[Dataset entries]
* START *

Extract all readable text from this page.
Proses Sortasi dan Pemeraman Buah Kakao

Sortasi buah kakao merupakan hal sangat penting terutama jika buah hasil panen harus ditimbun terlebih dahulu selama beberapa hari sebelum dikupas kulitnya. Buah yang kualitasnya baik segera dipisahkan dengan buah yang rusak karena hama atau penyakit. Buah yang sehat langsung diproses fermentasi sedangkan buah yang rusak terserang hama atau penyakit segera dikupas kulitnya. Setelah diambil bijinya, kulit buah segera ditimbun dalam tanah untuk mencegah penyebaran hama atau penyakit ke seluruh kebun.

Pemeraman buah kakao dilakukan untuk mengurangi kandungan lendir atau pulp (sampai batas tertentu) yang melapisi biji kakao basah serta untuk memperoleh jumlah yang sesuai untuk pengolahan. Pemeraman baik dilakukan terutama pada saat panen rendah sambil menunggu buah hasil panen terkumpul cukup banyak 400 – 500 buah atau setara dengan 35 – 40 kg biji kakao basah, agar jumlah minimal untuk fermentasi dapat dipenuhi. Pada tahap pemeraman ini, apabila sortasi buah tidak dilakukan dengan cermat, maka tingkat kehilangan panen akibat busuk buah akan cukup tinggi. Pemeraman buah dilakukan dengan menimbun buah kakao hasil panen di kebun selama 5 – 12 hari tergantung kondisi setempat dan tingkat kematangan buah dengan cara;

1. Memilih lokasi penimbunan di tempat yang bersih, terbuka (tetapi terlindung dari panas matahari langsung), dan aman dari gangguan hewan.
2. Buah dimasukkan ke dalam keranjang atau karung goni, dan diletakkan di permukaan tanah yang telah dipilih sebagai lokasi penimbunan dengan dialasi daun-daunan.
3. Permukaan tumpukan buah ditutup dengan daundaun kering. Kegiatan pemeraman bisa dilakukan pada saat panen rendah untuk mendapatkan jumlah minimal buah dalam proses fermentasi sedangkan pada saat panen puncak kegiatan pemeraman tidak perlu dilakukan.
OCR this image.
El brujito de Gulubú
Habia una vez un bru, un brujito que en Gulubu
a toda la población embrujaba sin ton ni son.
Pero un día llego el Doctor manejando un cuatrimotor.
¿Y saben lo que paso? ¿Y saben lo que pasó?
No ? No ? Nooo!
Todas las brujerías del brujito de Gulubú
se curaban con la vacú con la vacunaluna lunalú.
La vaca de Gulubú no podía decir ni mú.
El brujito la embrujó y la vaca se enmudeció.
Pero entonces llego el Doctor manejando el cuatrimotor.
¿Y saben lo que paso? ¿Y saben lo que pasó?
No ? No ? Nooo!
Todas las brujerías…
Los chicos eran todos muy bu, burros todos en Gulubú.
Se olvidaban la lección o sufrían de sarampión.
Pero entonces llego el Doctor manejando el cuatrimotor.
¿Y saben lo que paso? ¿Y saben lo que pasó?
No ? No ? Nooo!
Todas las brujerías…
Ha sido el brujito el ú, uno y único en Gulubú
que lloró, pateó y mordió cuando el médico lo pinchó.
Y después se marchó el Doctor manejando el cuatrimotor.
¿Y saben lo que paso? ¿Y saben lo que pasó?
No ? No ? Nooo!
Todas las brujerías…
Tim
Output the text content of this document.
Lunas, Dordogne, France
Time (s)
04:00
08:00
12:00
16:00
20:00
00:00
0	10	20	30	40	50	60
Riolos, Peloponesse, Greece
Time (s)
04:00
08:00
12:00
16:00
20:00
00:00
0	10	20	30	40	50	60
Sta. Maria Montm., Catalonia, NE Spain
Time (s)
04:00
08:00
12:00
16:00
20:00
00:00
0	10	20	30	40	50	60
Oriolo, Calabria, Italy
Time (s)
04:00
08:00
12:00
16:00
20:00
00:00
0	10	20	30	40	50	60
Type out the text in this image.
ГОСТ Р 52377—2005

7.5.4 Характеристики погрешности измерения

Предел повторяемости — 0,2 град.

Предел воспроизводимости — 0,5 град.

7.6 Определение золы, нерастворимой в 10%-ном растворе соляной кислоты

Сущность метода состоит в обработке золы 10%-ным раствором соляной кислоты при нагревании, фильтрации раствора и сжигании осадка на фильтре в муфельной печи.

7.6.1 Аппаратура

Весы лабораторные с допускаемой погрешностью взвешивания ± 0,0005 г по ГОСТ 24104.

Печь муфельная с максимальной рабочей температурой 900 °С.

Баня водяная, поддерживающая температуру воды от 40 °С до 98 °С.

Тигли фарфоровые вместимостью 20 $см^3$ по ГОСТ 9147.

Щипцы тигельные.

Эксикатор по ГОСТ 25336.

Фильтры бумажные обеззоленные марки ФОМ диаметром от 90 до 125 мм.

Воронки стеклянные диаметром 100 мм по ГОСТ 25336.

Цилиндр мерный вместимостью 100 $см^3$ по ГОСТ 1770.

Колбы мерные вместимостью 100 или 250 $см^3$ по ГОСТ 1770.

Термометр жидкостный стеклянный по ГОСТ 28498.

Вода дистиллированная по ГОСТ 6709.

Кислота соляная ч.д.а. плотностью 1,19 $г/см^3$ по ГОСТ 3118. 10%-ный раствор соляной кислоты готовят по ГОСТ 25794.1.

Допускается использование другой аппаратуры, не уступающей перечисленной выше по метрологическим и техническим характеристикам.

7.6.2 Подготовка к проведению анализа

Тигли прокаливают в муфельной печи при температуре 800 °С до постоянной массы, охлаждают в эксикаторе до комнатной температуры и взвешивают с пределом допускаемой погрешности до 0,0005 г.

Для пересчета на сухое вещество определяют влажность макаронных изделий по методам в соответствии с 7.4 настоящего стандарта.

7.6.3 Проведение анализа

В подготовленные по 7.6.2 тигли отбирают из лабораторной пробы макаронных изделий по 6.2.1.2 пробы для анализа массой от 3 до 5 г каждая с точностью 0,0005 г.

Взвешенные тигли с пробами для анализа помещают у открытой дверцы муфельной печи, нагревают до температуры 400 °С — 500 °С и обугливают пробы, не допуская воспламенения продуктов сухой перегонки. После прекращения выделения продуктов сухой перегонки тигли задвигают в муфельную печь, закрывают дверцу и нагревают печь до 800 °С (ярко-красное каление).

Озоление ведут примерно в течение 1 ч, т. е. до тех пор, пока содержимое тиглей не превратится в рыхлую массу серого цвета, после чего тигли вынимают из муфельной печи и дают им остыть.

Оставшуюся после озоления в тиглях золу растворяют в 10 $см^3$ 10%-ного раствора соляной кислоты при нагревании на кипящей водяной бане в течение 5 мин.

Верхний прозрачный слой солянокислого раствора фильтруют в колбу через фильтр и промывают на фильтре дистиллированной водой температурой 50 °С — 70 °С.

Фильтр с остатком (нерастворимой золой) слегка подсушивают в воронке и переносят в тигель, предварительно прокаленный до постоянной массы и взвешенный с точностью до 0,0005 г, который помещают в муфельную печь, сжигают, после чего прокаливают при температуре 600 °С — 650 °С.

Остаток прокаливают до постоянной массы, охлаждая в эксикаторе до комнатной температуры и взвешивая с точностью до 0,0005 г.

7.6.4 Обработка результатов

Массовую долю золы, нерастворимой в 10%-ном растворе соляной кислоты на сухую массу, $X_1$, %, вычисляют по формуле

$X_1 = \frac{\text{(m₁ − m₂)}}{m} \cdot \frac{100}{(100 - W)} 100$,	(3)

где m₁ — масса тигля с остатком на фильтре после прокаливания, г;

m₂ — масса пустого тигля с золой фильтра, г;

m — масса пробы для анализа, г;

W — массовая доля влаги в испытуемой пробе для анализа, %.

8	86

* END *

> [AIM] Without changing a word, restate the whole listing.

> [EXPECTED OUTPUT]
Extract all readable text from this page.
Proses Sortasi dan Pemeraman Buah Kakao

Sortasi buah kakao merupakan hal sangat penting terutama jika buah hasil panen harus ditimbun terlebih dahulu selama beberapa hari sebelum dikupas kulitnya. Buah yang kualitasnya baik segera dipisahkan dengan buah yang rusak karena hama atau penyakit. Buah yang sehat langsung diproses fermentasi sedangkan buah yang rusak terserang hama atau penyakit segera dikupas kulitnya. Setelah diambil bijinya, kulit buah segera ditimbun dalam tanah untuk mencegah penyebaran hama atau penyakit ke seluruh kebun.

Pemeraman buah kakao dilakukan untuk mengurangi kandungan lendir atau pulp (sampai batas tertentu) yang melapisi biji kakao basah serta untuk memperoleh jumlah yang sesuai untuk pengolahan. Pemeraman baik dilakukan terutama pada saat panen rendah sambil menunggu buah hasil panen terkumpul cukup banyak 400 – 500 buah atau setara dengan 35 – 40 kg biji kakao basah, agar jumlah minimal untuk fermentasi dapat dipenuhi. Pada tahap pemeraman ini, apabila sortasi buah tidak dilakukan dengan cermat, maka tingkat kehilangan panen akibat busuk buah akan cukup tinggi. Pemeraman buah dilakukan dengan menimbun buah kakao hasil panen di kebun selama 5 – 12 hari tergantung kondisi setempat dan tingkat kematangan buah dengan cara;

1. Memilih lokasi penimbunan di tempat yang bersih, terbuka (tetapi terlindung dari panas matahari langsung), dan aman dari gangguan hewan.
2. Buah dimasukkan ke dalam keranjang atau karung goni, dan diletakkan di permukaan tanah yang telah dipilih sebagai lokasi penimbunan dengan dialasi daun-daunan.
3. Permukaan tumpukan buah ditutup dengan daundaun kering. Kegiatan pemeraman bisa dilakukan pada saat panen rendah untuk mendapatkan jumlah minimal buah dalam proses fermentasi sedangkan pada saat panen puncak kegiatan pemeraman tidak perlu dilakukan.
OCR this image.
El brujito de Gulubú
Habia una vez un bru, un brujito que en Gulubu
a toda la población embrujaba sin ton ni son.
Pero un día llego el Doctor manejando un cuatrimotor.
¿Y saben lo que paso? ¿Y saben lo que pasó?
No ? No ? Nooo!
Todas las brujerías del brujito de Gulubú
se curaban con la vacú con la vacunaluna lunalú.
La vaca de Gulubú no podía decir ni mú.
El brujito la embrujó y la vaca se enmudeció.
Pero entonces llego el Doctor manejando el cuatrimotor.
¿Y saben lo que paso? ¿Y saben lo que pasó?
No ? No ? Nooo!
Todas las brujerías…
Los chicos eran todos muy bu, burros todos en Gulubú.
Se olvidaban la lección o sufrían de sarampión.
Pero entonces llego el Doctor manejando el cuatrimotor.
¿Y saben lo que paso? ¿Y saben lo que pasó?
No ? No ? Nooo!
Todas las brujerías…
Ha sido el brujito el ú, uno y único en Gulubú
que lloró, pateó y mordió cuando el médico lo pinchó.
Y después se marchó el Doctor manejando el cuatrimotor.
¿Y saben lo que paso? ¿Y saben lo que pasó?
No ? No ? Nooo!
Todas las brujerías…
Tim
Output the text content of this document.
Lunas, Dordogne, France
Time (s)
04:00
08:00
12:00
16:00
20:00
00:00
0	10	20	30	40	50	60
Riolos, Peloponesse, Greece
Time (s)
04:00
08:00
12:00
16:00
20:00
00:00
0	10	20	30	40	50	60
Sta. Maria Montm., Catalonia, NE Spain
Time (s)
04:00
08:00
12:00
16:00
20:00
00:00
0	10	20	30	40	50	60
Oriolo, Calabria, Italy
Time (s)
04:00
08:00
12:00
16:00
20:00
00:00
0	10	20	30	40	50	60
Type out the text in this image.
ГОСТ Р 52377—2005

7.5.4 Характеристики погрешности измерения

Предел повторяемости — 0,2 град.

Предел воспроизводимости — 0,5 град.

7.6 Определение золы, нерастворимой в 10%-ном растворе соляной кислоты

Сущность метода состоит в обработке золы 10%-ным раствором соляной кислоты при нагревании, фильтрации раствора и сжигании осадка на фильтре в муфельной печи.

7.6.1 Аппаратура

Весы лабораторные с допускаемой погрешностью взвешивания ± 0,0005 г по ГОСТ 24104.

Печь муфельная с максимальной рабочей температурой 900 °С.

Баня водяная, поддерживающая температуру воды от 40 °С до 98 °С.

Тигли фарфоровые вместимостью 20 $см^3$ по ГОСТ 9147.

Щипцы тигельные.

Эксикатор по ГОСТ 25336.

Фильтры бумажные обеззоленные марки ФОМ диаметром от 90 до 125 мм.

Воронки стеклянные диаметром 100 мм по ГОСТ 25336.

Цилиндр мерный вместимостью 100 $см^3$ по ГОСТ 1770.

Колбы мерные вместимостью 100 или 250 $см^3$ по ГОСТ 1770.

Термометр жидкостный стеклянный по ГОСТ 28498.

Вода дистиллированная по ГОСТ 6709.

Кислота соляная ч.д.а. плотностью 1,19 $г/см^3$ по ГОСТ 3118. 10%-ный раствор соляной кислоты готовят по ГОСТ 25794.1.

Допускается использование другой аппаратуры, не уступающей перечисленной выше по метрологическим и техническим характеристикам.

7.6.2 Подготовка к проведению анализа

Тигли прокаливают в муфельной печи при температуре 800 °С до постоянной массы, охлаждают в эксикаторе до комнатной температуры и взвешивают с пределом допускаемой погрешности до 0,0005 г.

Для пересчета на сухое вещество определяют влажность макаронных изделий по методам в соответствии с 7.4 настоящего стандарта.

7.6.3 Проведение анализа

В подготовленные по 7.6.2 тигли отбирают из лабораторной пробы макаронных изделий по 6.2.1.2 пробы для анализа массой от 3 до 5 г каждая с точностью 0,0005 г.

Взвешенные тигли с пробами для анализа помещают у открытой дверцы муфельной печи, нагревают до температуры 400 °С — 500 °С и обугливают пробы, не допуская воспламенения продуктов сухой перегонки. После прекращения выделения продуктов сухой перегонки тигли задвигают в муфельную печь, закрывают дверцу и нагревают печь до 800 °С (ярко-красное каление).

Озоление ведут примерно в течение 1 ч, т. е. до тех пор, пока содержимое тиглей не превратится в рыхлую массу серого цвета, после чего тигли вынимают из муфельной печи и дают им остыть.

Оставшуюся после озоления в тиглях золу растворяют в 10 $см^3$ 10%-ного раствора соляной кислоты при нагревании на кипящей водяной бане в течение 5 мин.

Верхний прозрачный слой солянокислого раствора фильтруют в колбу через фильтр и промывают на фильтре дистиллированной водой температурой 50 °С — 70 °С.

Фильтр с остатком (нерастворимой золой) слегка подсушивают в воронке и переносят в тигель, предварительно прокаленный до постоянной массы и взвешенный с точностью до 0,0005 г, который помещают в муфельную печь, сжигают, после чего прокаливают при температуре 600 °С — 650 °С.

Остаток прокаливают до постоянной массы, охлаждая в эксикаторе до комнатной температуры и взвешивая с точностью до 0,0005 г.

7.6.4 Обработка результатов

Массовую долю золы, нерастворимой в 10%-ном растворе соляной кислоты на сухую массу, $X_1$, %, вычисляют по формуле

$X_1 = \frac{\text{(m₁ − m₂)}}{m} \cdot \frac{100}{(100 - W)} 100$,	(3)

где m₁ — масса тигля с остатком на фильтре после прокаливания, г;

m₂ — масса пустого тигля с золой фильтра, г;

m — масса пробы для анализа, г;

W — массовая доля влаги в испытуемой пробе для анализа, %.

8	86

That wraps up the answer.